* Start DATA SHOWN *

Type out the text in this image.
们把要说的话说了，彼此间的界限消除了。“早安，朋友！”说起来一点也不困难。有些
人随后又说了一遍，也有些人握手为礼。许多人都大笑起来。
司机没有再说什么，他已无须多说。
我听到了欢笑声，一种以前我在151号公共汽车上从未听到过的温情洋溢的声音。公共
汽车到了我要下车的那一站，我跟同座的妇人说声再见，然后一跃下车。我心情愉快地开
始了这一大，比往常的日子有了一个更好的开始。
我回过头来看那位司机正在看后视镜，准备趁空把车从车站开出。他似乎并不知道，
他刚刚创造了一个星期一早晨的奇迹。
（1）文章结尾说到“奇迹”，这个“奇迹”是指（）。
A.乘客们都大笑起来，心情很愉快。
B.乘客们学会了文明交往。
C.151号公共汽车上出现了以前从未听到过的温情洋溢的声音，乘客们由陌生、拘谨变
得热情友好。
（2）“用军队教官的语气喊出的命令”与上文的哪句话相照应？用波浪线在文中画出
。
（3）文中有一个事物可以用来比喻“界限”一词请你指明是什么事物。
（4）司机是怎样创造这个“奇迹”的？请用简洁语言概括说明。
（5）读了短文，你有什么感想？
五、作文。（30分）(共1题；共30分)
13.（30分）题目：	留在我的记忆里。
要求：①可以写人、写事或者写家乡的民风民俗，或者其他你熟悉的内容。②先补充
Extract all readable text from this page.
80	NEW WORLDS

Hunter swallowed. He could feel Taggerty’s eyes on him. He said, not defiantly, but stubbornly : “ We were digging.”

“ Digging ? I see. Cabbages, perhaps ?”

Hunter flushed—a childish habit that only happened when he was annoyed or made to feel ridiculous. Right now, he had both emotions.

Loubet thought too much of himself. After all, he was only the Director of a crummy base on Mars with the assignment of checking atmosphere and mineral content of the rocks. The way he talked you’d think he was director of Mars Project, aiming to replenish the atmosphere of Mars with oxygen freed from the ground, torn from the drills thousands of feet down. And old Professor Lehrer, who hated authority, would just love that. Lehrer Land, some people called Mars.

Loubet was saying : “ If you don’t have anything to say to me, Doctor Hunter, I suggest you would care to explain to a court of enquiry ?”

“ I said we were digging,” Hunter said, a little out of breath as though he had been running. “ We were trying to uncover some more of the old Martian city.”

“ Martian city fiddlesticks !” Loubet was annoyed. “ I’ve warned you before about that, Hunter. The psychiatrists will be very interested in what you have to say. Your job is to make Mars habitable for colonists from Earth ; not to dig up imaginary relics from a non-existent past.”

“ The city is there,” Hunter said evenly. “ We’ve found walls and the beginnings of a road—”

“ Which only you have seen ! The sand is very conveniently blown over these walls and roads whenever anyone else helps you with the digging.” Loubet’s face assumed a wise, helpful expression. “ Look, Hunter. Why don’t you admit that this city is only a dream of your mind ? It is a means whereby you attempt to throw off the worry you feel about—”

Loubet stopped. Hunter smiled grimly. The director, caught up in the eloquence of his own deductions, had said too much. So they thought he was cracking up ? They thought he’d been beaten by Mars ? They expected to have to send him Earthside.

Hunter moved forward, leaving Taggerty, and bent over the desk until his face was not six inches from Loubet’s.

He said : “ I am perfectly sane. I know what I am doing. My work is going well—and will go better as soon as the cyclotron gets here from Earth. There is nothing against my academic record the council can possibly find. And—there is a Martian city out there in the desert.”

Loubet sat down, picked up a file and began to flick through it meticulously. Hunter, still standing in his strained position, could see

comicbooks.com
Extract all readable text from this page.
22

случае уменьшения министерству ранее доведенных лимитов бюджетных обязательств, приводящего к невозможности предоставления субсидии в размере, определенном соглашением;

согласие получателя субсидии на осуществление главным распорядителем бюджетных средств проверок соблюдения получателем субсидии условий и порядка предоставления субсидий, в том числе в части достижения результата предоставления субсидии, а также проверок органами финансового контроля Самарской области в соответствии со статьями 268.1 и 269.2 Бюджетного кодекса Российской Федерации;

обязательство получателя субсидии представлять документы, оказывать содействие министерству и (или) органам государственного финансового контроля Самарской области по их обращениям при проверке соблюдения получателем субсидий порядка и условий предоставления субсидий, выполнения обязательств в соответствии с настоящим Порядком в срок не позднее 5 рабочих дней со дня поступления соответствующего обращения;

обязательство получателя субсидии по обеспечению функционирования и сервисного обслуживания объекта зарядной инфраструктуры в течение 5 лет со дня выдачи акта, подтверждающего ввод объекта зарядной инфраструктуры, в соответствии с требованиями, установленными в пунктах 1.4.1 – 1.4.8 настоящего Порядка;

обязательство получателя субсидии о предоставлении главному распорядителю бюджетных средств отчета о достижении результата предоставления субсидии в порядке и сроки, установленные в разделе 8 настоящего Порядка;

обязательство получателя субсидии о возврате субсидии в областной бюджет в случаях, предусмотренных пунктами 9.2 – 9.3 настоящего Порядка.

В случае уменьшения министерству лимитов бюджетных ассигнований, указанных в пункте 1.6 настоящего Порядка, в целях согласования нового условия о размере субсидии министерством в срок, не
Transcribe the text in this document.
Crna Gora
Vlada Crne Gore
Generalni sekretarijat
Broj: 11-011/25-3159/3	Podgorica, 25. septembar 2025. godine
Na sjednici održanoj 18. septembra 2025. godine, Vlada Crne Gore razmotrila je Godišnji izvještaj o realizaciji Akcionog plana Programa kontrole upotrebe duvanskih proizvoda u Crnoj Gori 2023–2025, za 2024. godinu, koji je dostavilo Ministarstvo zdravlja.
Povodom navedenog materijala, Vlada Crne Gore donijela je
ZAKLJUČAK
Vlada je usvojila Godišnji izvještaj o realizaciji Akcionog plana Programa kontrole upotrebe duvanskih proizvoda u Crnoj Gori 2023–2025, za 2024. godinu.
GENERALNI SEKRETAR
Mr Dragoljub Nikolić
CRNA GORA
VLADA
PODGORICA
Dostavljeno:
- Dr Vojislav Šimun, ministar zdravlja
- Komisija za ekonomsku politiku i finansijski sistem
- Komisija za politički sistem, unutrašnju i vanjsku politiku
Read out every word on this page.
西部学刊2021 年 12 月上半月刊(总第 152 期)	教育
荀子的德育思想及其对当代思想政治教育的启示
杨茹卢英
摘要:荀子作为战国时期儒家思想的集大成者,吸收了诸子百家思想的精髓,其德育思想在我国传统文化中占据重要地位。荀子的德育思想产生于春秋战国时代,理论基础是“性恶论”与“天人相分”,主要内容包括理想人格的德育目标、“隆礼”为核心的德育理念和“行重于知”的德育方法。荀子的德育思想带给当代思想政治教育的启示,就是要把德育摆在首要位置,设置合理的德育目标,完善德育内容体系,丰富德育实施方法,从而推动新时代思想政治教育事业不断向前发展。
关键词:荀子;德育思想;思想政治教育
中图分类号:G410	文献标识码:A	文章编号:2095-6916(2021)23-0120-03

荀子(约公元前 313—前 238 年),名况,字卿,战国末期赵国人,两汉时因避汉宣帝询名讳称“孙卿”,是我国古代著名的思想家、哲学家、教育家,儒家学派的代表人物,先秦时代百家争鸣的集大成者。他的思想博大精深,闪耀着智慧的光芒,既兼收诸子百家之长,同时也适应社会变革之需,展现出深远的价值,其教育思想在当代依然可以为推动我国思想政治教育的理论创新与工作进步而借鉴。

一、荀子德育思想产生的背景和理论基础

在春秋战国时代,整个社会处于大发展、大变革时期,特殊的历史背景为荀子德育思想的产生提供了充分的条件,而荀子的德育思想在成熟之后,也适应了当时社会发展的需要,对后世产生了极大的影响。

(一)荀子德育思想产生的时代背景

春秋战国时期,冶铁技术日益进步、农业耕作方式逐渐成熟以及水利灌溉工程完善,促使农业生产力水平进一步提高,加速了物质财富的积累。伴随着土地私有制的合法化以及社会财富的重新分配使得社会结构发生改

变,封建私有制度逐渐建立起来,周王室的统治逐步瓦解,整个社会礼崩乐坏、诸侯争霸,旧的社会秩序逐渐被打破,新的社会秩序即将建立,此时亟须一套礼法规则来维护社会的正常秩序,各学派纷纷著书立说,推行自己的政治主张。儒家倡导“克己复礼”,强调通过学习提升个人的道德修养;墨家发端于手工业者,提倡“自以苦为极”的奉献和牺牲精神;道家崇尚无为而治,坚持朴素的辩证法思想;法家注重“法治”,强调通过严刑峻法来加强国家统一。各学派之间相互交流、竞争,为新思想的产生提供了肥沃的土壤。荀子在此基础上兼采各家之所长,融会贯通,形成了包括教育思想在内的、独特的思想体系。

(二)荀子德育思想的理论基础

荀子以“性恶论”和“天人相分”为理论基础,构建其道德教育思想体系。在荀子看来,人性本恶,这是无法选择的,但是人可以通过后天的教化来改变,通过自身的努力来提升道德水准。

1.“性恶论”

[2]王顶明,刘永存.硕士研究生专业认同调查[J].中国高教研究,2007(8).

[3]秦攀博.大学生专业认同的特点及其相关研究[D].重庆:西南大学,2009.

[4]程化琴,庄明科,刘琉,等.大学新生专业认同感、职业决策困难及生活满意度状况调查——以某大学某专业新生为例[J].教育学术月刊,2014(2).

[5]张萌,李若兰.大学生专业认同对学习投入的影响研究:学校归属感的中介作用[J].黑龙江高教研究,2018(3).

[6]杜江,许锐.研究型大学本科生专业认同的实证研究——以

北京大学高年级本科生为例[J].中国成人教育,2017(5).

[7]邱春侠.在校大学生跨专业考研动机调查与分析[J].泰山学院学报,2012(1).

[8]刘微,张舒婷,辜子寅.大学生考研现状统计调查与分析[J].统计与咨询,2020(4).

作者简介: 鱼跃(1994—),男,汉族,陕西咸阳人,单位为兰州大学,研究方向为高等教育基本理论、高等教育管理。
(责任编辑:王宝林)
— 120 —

* End DATA SHOWN *

# DIRECTIONS
Report each line of the material above where the word "Hunter" appears.

# FINISHED TASK
Hunter swallowed. He could feel Taggerty’s eyes on him. He said, not defiantly, but stubbornly : “ We were digging.”
Hunter flushed—a childish habit that only happened when he was annoyed or made to feel ridiculous. Right now, he had both emotions.
Loubet was saying : “ If you don’t have anything to say to me, Doctor Hunter, I suggest you would care to explain to a court of enquiry ?”
“ I said we were digging,” Hunter said, a little out of breath as though he had been running. “ We were trying to uncover some more of the old Martian city.”
“ Martian city fiddlesticks !” Loubet was annoyed. “ I’ve warned you before about that, Hunter. The psychiatrists will be very interested in what you have to say. Your job is to make Mars habitable for colonists from Earth ; not to dig up imaginary relics from a non-existent past.”
“ The city is there,” Hunter said evenly. “ We’ve found walls and the beginnings of a road—”
“ Which only you have seen ! The sand is very conveniently blown over these walls and roads whenever anyone else helps you with the digging.” Loubet’s face assumed a wise, helpful expression. “ Look, Hunter. Why don’t you admit that this city is only a dream of your mind ? It is a means whereby you attempt to throw off the worry you feel about—”
Loubet stopped. Hunter smiled grimly. The director, caught up in the eloquence of his own deductions, had said too much. So they thought he was cracking up ? They thought he’d been beaten by Mars ? They expected to have to send him Earthside.
Hunter moved forward, leaving Taggerty, and bent over the desk until his face was not six inches from Loubet’s.
Loubet sat down, picked up a file and began to flick through it meticulously. Hunter, still standing in his strained position, could see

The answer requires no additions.